[Stored items]

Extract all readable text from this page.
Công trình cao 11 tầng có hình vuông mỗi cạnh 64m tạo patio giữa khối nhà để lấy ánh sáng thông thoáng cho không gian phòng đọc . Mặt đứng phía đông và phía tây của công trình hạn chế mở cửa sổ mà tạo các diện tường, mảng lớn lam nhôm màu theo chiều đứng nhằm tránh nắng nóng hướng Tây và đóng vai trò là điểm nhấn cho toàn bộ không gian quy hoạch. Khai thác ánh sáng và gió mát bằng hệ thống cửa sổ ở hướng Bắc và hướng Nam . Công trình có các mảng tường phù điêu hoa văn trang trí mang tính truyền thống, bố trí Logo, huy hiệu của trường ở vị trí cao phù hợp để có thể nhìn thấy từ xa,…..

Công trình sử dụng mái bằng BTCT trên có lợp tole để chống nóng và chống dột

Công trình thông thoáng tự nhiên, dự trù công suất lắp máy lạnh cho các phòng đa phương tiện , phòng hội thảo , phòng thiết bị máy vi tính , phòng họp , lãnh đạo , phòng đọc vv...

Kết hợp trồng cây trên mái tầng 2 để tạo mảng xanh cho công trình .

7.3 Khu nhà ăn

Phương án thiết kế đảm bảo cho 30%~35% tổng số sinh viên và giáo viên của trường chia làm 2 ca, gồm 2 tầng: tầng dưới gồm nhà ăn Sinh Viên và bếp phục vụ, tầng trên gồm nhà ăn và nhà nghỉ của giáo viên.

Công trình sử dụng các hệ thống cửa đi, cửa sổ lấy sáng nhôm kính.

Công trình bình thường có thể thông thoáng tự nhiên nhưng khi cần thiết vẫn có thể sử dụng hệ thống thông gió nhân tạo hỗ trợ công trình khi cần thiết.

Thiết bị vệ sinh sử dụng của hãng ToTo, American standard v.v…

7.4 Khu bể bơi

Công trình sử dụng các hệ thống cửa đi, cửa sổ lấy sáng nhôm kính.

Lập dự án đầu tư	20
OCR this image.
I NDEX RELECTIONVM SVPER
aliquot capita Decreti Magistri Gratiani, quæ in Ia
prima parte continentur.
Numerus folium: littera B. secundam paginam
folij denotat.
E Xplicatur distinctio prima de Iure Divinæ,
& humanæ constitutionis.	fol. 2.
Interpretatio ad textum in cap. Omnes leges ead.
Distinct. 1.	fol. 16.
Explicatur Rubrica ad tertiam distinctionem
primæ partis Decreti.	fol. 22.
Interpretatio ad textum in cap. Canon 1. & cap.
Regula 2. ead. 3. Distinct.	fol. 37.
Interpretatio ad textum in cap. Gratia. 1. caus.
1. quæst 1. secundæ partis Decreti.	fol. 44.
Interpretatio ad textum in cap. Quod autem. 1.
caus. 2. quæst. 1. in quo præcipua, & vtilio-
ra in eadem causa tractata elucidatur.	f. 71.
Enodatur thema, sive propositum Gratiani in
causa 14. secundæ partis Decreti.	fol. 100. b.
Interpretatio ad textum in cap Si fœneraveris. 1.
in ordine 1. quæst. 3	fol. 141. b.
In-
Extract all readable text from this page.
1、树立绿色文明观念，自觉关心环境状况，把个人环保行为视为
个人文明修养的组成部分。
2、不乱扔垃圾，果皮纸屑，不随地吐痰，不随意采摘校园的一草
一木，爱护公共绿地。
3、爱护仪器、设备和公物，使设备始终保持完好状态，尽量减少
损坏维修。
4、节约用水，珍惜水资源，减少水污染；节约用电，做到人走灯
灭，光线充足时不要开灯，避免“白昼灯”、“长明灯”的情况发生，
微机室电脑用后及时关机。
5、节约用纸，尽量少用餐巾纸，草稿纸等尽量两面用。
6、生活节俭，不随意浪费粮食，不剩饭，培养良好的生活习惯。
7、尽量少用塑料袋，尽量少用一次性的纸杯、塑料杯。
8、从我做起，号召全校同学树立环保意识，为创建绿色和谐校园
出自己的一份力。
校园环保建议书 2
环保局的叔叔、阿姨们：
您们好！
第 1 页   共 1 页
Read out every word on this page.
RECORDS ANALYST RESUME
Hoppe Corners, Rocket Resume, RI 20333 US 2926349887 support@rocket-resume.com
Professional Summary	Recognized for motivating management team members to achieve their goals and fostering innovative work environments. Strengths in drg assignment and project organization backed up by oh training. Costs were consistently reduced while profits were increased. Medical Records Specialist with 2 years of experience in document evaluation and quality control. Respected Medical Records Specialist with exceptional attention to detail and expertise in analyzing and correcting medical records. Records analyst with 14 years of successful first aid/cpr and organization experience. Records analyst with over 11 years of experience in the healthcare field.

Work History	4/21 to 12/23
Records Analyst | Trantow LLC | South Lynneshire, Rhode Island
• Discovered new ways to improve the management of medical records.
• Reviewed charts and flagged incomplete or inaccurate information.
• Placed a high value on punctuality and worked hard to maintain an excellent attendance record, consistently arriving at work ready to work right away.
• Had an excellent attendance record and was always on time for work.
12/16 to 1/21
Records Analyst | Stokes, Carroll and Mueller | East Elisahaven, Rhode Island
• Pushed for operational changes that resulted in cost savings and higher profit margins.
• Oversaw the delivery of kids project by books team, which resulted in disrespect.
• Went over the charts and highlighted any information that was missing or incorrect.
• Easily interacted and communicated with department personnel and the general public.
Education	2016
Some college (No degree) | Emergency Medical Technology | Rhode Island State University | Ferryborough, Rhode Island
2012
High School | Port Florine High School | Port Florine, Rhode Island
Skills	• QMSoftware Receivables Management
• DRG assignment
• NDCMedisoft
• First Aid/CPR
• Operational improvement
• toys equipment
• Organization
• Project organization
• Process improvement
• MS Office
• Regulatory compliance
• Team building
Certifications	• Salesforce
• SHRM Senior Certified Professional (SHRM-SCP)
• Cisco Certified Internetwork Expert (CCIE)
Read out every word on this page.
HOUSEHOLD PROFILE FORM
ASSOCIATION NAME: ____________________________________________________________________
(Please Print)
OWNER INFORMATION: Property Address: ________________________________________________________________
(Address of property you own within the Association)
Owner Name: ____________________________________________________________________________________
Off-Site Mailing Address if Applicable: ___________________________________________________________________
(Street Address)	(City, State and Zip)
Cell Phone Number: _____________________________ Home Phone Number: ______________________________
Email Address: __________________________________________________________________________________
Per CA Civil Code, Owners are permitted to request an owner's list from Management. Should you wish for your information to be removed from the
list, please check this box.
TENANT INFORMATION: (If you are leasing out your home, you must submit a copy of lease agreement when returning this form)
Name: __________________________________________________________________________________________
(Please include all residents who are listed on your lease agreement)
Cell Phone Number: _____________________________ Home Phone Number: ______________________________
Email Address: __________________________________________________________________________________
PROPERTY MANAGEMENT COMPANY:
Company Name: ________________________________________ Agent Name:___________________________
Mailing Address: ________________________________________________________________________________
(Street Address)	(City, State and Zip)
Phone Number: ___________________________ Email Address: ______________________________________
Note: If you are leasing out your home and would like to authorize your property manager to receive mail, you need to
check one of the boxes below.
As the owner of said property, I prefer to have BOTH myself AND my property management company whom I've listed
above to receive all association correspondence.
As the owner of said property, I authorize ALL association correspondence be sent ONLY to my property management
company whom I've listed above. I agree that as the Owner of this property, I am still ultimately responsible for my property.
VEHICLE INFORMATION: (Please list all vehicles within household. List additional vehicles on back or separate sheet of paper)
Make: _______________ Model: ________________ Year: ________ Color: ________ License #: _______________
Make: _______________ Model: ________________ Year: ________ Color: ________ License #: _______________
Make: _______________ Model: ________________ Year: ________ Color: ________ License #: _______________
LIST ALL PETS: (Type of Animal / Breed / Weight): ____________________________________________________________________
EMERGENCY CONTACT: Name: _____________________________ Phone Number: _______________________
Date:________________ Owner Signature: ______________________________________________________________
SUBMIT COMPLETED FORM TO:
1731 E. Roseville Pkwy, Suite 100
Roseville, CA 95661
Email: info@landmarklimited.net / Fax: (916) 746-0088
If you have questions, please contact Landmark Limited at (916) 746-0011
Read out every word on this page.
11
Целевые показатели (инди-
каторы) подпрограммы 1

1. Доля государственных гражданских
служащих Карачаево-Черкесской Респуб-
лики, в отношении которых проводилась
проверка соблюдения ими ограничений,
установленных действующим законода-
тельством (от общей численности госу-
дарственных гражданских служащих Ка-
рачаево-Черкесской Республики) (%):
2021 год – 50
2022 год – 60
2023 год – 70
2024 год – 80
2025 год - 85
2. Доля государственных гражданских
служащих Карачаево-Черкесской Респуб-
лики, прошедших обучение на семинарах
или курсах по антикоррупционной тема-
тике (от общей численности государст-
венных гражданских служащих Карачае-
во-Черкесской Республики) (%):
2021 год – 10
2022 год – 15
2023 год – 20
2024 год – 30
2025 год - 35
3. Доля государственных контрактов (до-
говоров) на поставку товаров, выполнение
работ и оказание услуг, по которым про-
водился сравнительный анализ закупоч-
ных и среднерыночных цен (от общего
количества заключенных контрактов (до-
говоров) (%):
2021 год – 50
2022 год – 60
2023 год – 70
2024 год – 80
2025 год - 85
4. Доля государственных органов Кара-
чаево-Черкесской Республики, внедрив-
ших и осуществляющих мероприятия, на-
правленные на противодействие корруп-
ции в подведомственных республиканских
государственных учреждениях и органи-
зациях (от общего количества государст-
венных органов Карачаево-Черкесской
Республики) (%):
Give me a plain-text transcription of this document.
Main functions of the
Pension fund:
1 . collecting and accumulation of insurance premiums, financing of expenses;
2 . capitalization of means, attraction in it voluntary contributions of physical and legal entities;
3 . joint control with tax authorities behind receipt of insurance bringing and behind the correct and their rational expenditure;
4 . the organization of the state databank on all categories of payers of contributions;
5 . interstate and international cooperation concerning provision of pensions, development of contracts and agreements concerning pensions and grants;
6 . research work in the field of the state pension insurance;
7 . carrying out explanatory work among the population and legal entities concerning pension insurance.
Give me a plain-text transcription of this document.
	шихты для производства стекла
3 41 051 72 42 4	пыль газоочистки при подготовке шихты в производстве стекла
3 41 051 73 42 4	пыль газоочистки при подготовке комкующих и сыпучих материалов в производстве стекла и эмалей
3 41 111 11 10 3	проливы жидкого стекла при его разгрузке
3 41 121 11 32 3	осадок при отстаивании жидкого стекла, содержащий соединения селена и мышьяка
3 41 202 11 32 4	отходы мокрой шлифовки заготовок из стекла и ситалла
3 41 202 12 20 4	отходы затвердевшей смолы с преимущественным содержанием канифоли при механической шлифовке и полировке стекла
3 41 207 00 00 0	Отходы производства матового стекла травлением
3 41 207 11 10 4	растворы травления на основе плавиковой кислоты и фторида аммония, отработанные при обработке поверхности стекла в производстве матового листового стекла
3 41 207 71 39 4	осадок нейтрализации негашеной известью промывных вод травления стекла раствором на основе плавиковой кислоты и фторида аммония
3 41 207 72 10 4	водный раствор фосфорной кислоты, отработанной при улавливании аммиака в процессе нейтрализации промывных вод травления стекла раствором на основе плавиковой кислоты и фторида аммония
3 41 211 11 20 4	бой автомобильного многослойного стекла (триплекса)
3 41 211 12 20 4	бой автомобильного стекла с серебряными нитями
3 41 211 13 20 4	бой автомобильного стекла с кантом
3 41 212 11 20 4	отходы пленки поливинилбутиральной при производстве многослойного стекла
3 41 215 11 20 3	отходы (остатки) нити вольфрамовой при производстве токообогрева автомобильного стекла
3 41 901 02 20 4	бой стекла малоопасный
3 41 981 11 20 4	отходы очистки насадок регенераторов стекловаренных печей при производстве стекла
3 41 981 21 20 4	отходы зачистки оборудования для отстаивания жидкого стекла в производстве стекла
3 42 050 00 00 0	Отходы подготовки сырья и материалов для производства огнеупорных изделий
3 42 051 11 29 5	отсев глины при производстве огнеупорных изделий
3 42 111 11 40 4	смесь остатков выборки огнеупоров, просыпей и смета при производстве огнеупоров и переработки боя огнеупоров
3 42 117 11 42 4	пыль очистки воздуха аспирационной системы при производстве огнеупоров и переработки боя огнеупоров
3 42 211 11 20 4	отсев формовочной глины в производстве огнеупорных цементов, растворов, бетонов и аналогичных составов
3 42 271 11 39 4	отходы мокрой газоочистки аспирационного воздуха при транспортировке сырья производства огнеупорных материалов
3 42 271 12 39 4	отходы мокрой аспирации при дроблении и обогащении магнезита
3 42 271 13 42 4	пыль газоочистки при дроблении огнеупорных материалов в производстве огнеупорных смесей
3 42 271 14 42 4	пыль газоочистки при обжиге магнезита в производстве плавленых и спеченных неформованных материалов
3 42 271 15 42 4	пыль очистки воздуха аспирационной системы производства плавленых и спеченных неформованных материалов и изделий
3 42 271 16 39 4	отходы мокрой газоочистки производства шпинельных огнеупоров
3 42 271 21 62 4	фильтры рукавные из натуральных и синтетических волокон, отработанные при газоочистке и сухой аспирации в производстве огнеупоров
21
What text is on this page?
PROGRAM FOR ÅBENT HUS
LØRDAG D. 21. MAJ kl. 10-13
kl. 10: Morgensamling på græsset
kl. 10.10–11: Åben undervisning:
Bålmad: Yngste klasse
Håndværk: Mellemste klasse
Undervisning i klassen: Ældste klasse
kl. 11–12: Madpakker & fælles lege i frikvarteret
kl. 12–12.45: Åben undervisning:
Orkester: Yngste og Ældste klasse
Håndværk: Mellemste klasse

# Written instruction:
In the listing above, locate each line with "пыль" and copy it.

# Response:
3 41 051 72 42 4	пыль газоочистки при подготовке шихты в производстве стекла
3 41 051 73 42 4	пыль газоочистки при подготовке комкующих и сыпучих материалов в производстве стекла и эмалей
3 42 117 11 42 4	пыль очистки воздуха аспирационной системы при производстве огнеупоров и переработки боя огнеупоров
3 42 271 13 42 4	пыль газоочистки при дроблении огнеупорных материалов в производстве огнеупорных смесей
3 42 271 14 42 4	пыль газоочистки при обжиге магнезита в производстве плавленых и спеченных неформованных материалов
3 42 271 15 42 4	пыль очистки воздуха аспирационной системы производства плавленых и спеченных неформованных материалов и изделий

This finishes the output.